## [Exercise goal]
Please repeat the entire listing verbatim and keep the pictures out.

## [Available records]
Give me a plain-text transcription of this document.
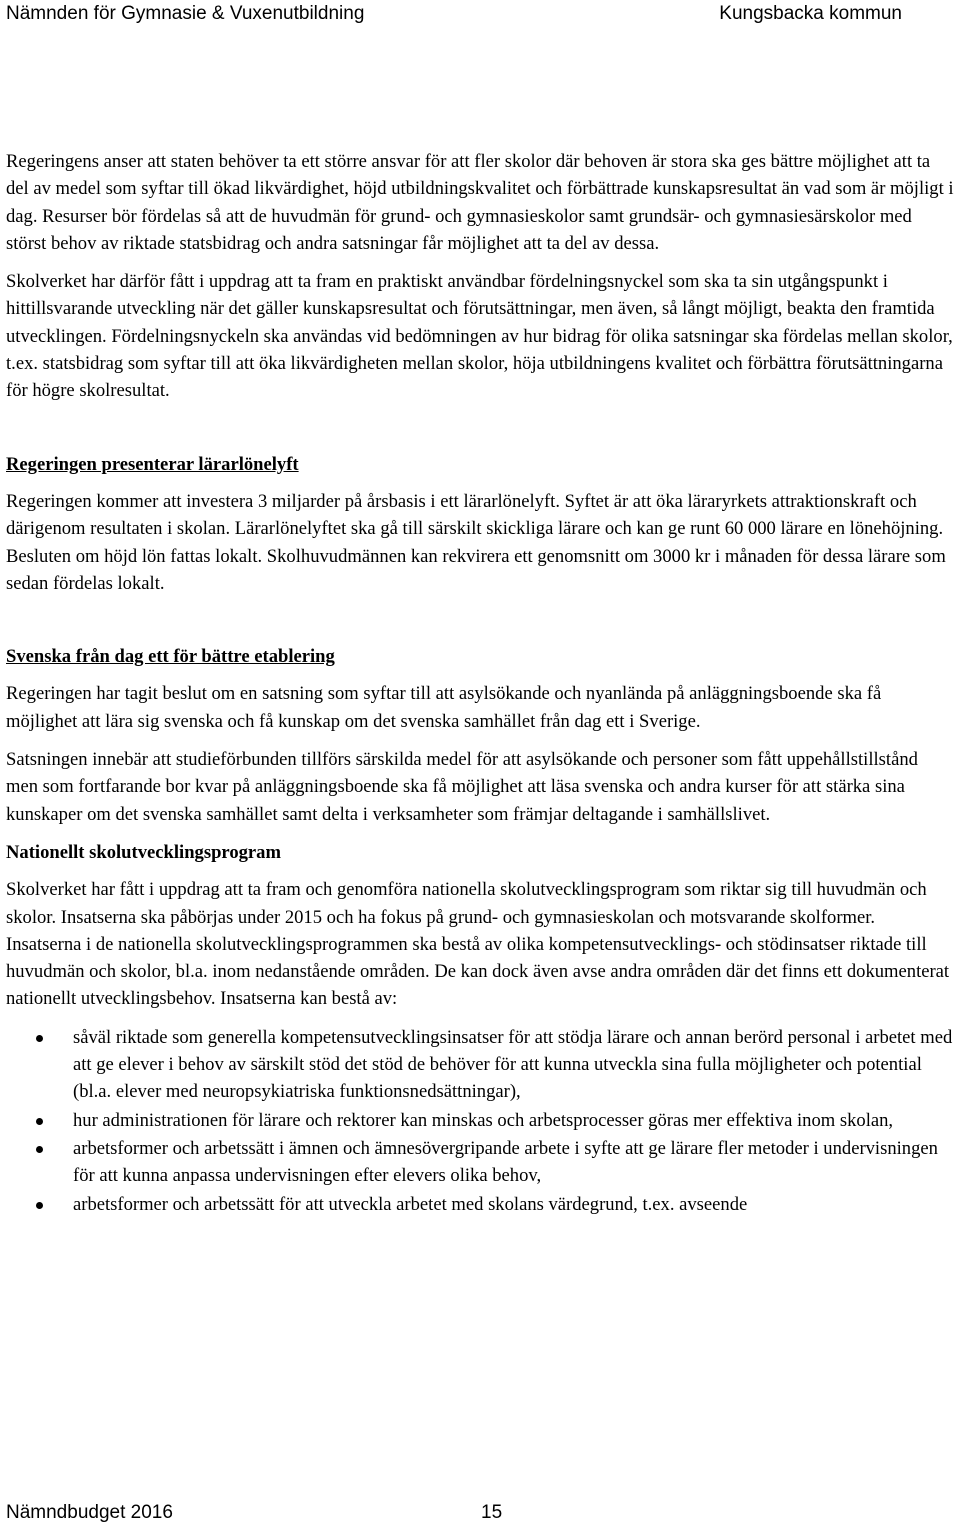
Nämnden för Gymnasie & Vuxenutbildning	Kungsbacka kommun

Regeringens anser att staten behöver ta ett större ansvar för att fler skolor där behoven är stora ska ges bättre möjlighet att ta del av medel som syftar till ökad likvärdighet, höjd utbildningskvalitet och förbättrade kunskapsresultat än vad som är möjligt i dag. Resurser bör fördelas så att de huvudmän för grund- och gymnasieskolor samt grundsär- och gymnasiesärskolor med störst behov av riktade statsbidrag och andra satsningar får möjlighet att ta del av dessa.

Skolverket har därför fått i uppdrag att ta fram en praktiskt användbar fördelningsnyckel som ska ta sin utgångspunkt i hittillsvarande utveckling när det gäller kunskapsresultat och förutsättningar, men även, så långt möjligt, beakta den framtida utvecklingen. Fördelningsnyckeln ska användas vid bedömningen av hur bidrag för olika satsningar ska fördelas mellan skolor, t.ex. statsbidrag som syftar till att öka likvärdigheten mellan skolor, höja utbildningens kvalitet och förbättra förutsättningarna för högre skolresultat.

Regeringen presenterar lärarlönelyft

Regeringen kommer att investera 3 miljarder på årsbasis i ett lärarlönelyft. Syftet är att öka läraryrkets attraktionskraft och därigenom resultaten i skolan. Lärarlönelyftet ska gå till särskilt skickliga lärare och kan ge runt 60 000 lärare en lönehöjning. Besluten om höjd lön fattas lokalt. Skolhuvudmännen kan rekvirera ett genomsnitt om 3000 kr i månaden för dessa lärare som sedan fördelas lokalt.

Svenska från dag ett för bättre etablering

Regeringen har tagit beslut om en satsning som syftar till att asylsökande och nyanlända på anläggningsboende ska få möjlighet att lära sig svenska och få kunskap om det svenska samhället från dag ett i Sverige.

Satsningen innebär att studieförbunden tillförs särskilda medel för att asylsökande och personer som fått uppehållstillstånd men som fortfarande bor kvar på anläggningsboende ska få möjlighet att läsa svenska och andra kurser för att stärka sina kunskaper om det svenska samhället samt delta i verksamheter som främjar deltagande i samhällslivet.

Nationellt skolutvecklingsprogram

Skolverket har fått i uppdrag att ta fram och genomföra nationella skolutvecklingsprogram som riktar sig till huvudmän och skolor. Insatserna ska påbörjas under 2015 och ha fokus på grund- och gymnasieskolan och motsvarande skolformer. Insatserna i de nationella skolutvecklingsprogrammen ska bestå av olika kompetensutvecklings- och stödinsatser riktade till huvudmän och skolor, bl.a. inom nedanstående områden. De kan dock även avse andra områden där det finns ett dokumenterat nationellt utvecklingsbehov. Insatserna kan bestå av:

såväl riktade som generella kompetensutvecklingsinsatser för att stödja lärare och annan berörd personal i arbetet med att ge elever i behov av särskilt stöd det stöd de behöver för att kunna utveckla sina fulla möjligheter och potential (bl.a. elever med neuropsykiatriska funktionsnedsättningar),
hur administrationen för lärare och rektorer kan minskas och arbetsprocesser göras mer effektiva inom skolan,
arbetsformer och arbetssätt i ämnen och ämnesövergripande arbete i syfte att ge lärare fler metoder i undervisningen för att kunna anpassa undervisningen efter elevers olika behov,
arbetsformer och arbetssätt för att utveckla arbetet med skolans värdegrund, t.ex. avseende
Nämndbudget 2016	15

## [Answer to this task]
Give me a plain-text transcription of this document.
Nämnden för Gymnasie & Vuxenutbildning	Kungsbacka kommun

Regeringens anser att staten behöver ta ett större ansvar för att fler skolor där behoven är stora ska ges bättre möjlighet att ta del av medel som syftar till ökad likvärdighet, höjd utbildningskvalitet och förbättrade kunskapsresultat än vad som är möjligt i dag. Resurser bör fördelas så att de huvudmän för grund- och gymnasieskolor samt grundsär- och gymnasiesärskolor med störst behov av riktade statsbidrag och andra satsningar får möjlighet att ta del av dessa.

Skolverket har därför fått i uppdrag att ta fram en praktiskt användbar fördelningsnyckel som ska ta sin utgångspunkt i hittillsvarande utveckling när det gäller kunskapsresultat och förutsättningar, men även, så långt möjligt, beakta den framtida utvecklingen. Fördelningsnyckeln ska användas vid bedömningen av hur bidrag för olika satsningar ska fördelas mellan skolor, t.ex. statsbidrag som syftar till att öka likvärdigheten mellan skolor, höja utbildningens kvalitet och förbättra förutsättningarna för högre skolresultat.

Regeringen presenterar lärarlönelyft

Regeringen kommer att investera 3 miljarder på årsbasis i ett lärarlönelyft. Syftet är att öka läraryrkets attraktionskraft och därigenom resultaten i skolan. Lärarlönelyftet ska gå till särskilt skickliga lärare och kan ge runt 60 000 lärare en lönehöjning. Besluten om höjd lön fattas lokalt. Skolhuvudmännen kan rekvirera ett genomsnitt om 3000 kr i månaden för dessa lärare som sedan fördelas lokalt.

Svenska från dag ett för bättre etablering

Regeringen har tagit beslut om en satsning som syftar till att asylsökande och nyanlända på anläggningsboende ska få möjlighet att lära sig svenska och få kunskap om det svenska samhället från dag ett i Sverige.

Satsningen innebär att studieförbunden tillförs särskilda medel för att asylsökande och personer som fått uppehållstillstånd men som fortfarande bor kvar på anläggningsboende ska få möjlighet att läsa svenska och andra kurser för att stärka sina kunskaper om det svenska samhället samt delta i verksamheter som främjar deltagande i samhällslivet.

Nationellt skolutvecklingsprogram

Skolverket har fått i uppdrag att ta fram och genomföra nationella skolutvecklingsprogram som riktar sig till huvudmän och skolor. Insatserna ska påbörjas under 2015 och ha fokus på grund- och gymnasieskolan och motsvarande skolformer. Insatserna i de nationella skolutvecklingsprogrammen ska bestå av olika kompetensutvecklings- och stödinsatser riktade till huvudmän och skolor, bl.a. inom nedanstående områden. De kan dock även avse andra områden där det finns ett dokumenterat nationellt utvecklingsbehov. Insatserna kan bestå av:

såväl riktade som generella kompetensutvecklingsinsatser för att stödja lärare och annan berörd personal i arbetet med att ge elever i behov av särskilt stöd det stöd de behöver för att kunna utveckla sina fulla möjligheter och potential (bl.a. elever med neuropsykiatriska funktionsnedsättningar),
hur administrationen för lärare och rektorer kan minskas och arbetsprocesser göras mer effektiva inom skolan,
arbetsformer och arbetssätt i ämnen och ämnesövergripande arbete i syfte att ge lärare fler metoder i undervisningen för att kunna anpassa undervisningen efter elevers olika behov,
arbetsformer och arbetssätt för att utveckla arbetet med skolans värdegrund, t.ex. avseende
Nämndbudget 2016	15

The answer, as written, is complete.